Start of Rows

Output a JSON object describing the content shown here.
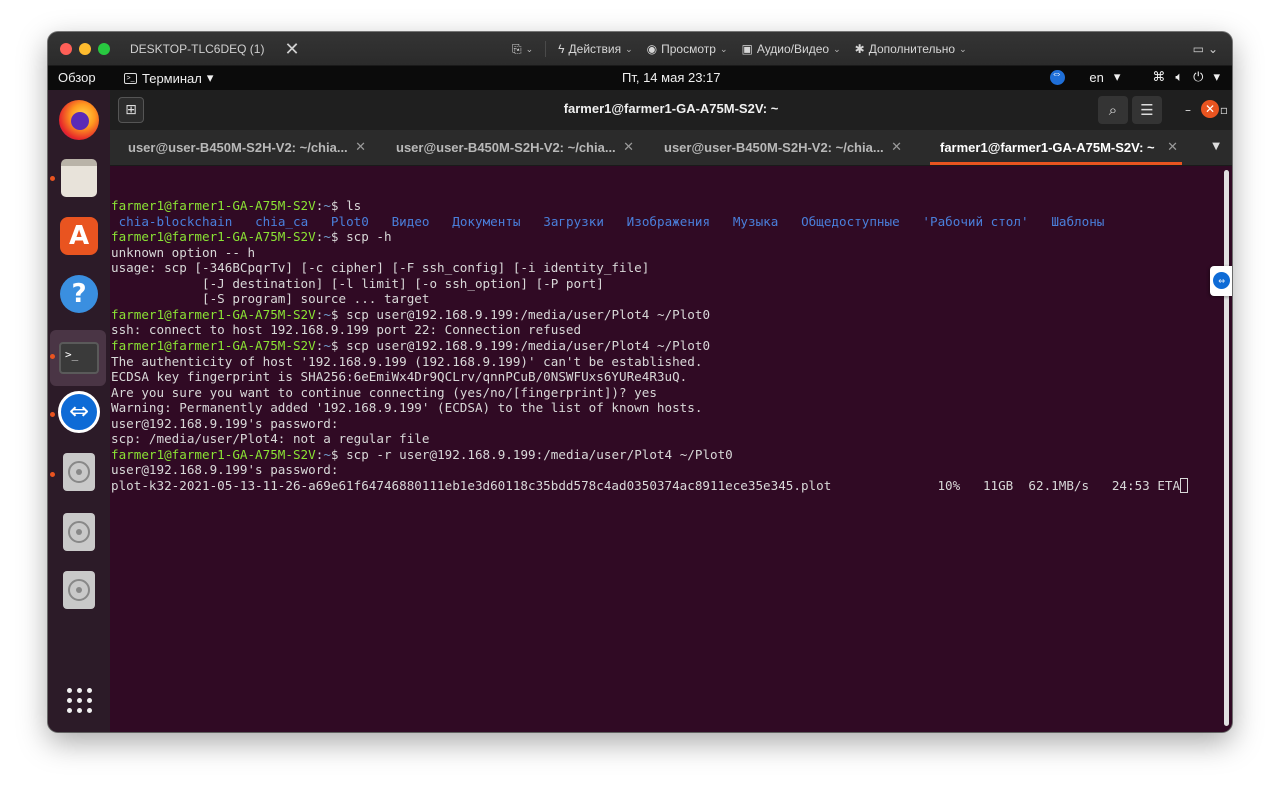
{
  "mac_bar": {
    "session_title": "DESKTOP-TLC6DEQ (1)",
    "close_label": "✕",
    "menus": [
      {
        "icon": "file-transfer-icon",
        "label": ""
      },
      {
        "icon": "lightning-icon",
        "label": "Действия"
      },
      {
        "icon": "eye-icon",
        "label": "Просмотр"
      },
      {
        "icon": "chat-icon",
        "label": "Аудио/Видео"
      },
      {
        "icon": "tools-icon",
        "label": "Дополнительно"
      }
    ]
  },
  "gnome_bar": {
    "overview": "Обзор",
    "app_menu": "Терминал",
    "clock": "Пт, 14 мая  23:17",
    "keyboard_layout": "en"
  },
  "terminal": {
    "title": "farmer1@farmer1-GA-A75M-S2V: ~",
    "tabs": [
      {
        "label": "user@user-B450M-S2H-V2: ~/chia...",
        "active": false
      },
      {
        "label": "user@user-B450M-S2H-V2: ~/chia...",
        "active": false
      },
      {
        "label": "user@user-B450M-S2H-V2: ~/chia...",
        "active": false
      },
      {
        "label": "farmer1@farmer1-GA-A75M-S2V: ~",
        "active": true
      }
    ],
    "prompt_user": "farmer1@farmer1-GA-A75M-S2V",
    "prompt_path": "~",
    "lines": [
      {
        "type": "prompt",
        "cmd": " ls"
      },
      {
        "type": "dirs",
        "items": [
          "chia-blockchain",
          "chia_ca",
          "Plot0",
          "Видео",
          "Документы",
          "Загрузки",
          "Изображения",
          "Музыка",
          "Общедоступные",
          "'Рабочий стол'",
          "Шаблоны"
        ]
      },
      {
        "type": "prompt",
        "cmd": " scp -h"
      },
      {
        "type": "text",
        "text": "unknown option -- h"
      },
      {
        "type": "text",
        "text": "usage: scp [-346BCpqrTv] [-c cipher] [-F ssh_config] [-i identity_file]"
      },
      {
        "type": "text",
        "text": "            [-J destination] [-l limit] [-o ssh_option] [-P port]"
      },
      {
        "type": "text",
        "text": "            [-S program] source ... target"
      },
      {
        "type": "prompt",
        "cmd": " scp user@192.168.9.199:/media/user/Plot4 ~/Plot0"
      },
      {
        "type": "text",
        "text": "ssh: connect to host 192.168.9.199 port 22: Connection refused"
      },
      {
        "type": "prompt",
        "cmd": " scp user@192.168.9.199:/media/user/Plot4 ~/Plot0"
      },
      {
        "type": "text",
        "text": "The authenticity of host '192.168.9.199 (192.168.9.199)' can't be established."
      },
      {
        "type": "text",
        "text": "ECDSA key fingerprint is SHA256:6eEmiWx4Dr9QCLrv/qnnPCuB/0NSWFUxs6YURe4R3uQ."
      },
      {
        "type": "text",
        "text": "Are you sure you want to continue connecting (yes/no/[fingerprint])? yes"
      },
      {
        "type": "text",
        "text": "Warning: Permanently added '192.168.9.199' (ECDSA) to the list of known hosts."
      },
      {
        "type": "text",
        "text": "user@192.168.9.199's password: "
      },
      {
        "type": "text",
        "text": "scp: /media/user/Plot4: not a regular file"
      },
      {
        "type": "prompt",
        "cmd": " scp -r user@192.168.9.199:/media/user/Plot4 ~/Plot0"
      },
      {
        "type": "text",
        "text": "user@192.168.9.199's password: "
      },
      {
        "type": "progress",
        "text": "plot-k32-2021-05-13-11-26-a69e61f64746880111eb1e3d60118c35bdd578c4ad0350374ac8911ece35e345.plot              10%   11GB  62.1MB/s   24:53 ETA"
      }
    ]
  },
  "dock": {
    "items": [
      "firefox-icon",
      "files-icon",
      "app-store-icon",
      "help-icon",
      "terminal-icon",
      "teamviewer-icon",
      "disk-icon",
      "disk-icon",
      "disk-icon",
      "show-apps-icon"
    ]
  }
}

End of Rows

## Direction
Reproduce the data word for word, excluding its pictures.

## Response below
Output a JSON object describing the content shown here.
{
  "mac_bar": {
    "session_title": "DESKTOP-TLC6DEQ (1)",
    "close_label": "✕",
    "menus": [
      {
        "icon": "file-transfer-icon",
        "label": ""
      },
      {
        "icon": "lightning-icon",
        "label": "Действия"
      },
      {
        "icon": "eye-icon",
        "label": "Просмотр"
      },
      {
        "icon": "chat-icon",
        "label": "Аудио/Видео"
      },
      {
        "icon": "tools-icon",
        "label": "Дополнительно"
      }
    ]
  },
  "gnome_bar": {
    "overview": "Обзор",
    "app_menu": "Терминал",
    "clock": "Пт, 14 мая  23:17",
    "keyboard_layout": "en"
  },
  "terminal": {
    "title": "farmer1@farmer1-GA-A75M-S2V: ~",
    "tabs": [
      {
        "label": "user@user-B450M-S2H-V2: ~/chia...",
        "active": false
      },
      {
        "label": "user@user-B450M-S2H-V2: ~/chia...",
        "active": false
      },
      {
        "label": "user@user-B450M-S2H-V2: ~/chia...",
        "active": false
      },
      {
        "label": "farmer1@farmer1-GA-A75M-S2V: ~",
        "active": true
      }
    ],
    "prompt_user": "farmer1@farmer1-GA-A75M-S2V",
    "prompt_path": "~",
    "lines": [
      {
        "type": "prompt",
        "cmd": " ls"
      },
      {
        "type": "dirs",
        "items": [
          "chia-blockchain",
          "chia_ca",
          "Plot0",
          "Видео",
          "Документы",
          "Загрузки",
          "Изображения",
          "Музыка",
          "Общедоступные",
          "'Рабочий стол'",
          "Шаблоны"
        ]
      },
      {
        "type": "prompt",
        "cmd": " scp -h"
      },
      {
        "type": "text",
        "text": "unknown option -- h"
      },
      {
        "type": "text",
        "text": "usage: scp [-346BCpqrTv] [-c cipher] [-F ssh_config] [-i identity_file]"
      },
      {
        "type": "text",
        "text": "            [-J destination] [-l limit] [-o ssh_option] [-P port]"
      },
      {
        "type": "text",
        "text": "            [-S program] source ... target"
      },
      {
        "type": "prompt",
        "cmd": " scp user@192.168.9.199:/media/user/Plot4 ~/Plot0"
      },
      {
        "type": "text",
        "text": "ssh: connect to host 192.168.9.199 port 22: Connection refused"
      },
      {
        "type": "prompt",
        "cmd": " scp user@192.168.9.199:/media/user/Plot4 ~/Plot0"
      },
      {
        "type": "text",
        "text": "The authenticity of host '192.168.9.199 (192.168.9.199)' can't be established."
      },
      {
        "type": "text",
        "text": "ECDSA key fingerprint is SHA256:6eEmiWx4Dr9QCLrv/qnnPCuB/0NSWFUxs6YURe4R3uQ."
      },
      {
        "type": "text",
        "text": "Are you sure you want to continue connecting (yes/no/[fingerprint])? yes"
      },
      {
        "type": "text",
        "text": "Warning: Permanently added '192.168.9.199' (ECDSA) to the list of known hosts."
      },
      {
        "type": "text",
        "text": "user@192.168.9.199's password: "
      },
      {
        "type": "text",
        "text": "scp: /media/user/Plot4: not a regular file"
      },
      {
        "type": "prompt",
        "cmd": " scp -r user@192.168.9.199:/media/user/Plot4 ~/Plot0"
      },
      {
        "type": "text",
        "text": "user@192.168.9.199's password: "
      },
      {
        "type": "progress",
        "text": "plot-k32-2021-05-13-11-26-a69e61f64746880111eb1e3d60118c35bdd578c4ad0350374ac8911ece35e345.plot              10%   11GB  62.1MB/s   24:53 ETA"
      }
    ]
  },
  "dock": {
    "items": [
      "firefox-icon",
      "files-icon",
      "app-store-icon",
      "help-icon",
      "terminal-icon",
      "teamviewer-icon",
      "disk-icon",
      "disk-icon",
      "disk-icon",
      "show-apps-icon"
    ]
  }
}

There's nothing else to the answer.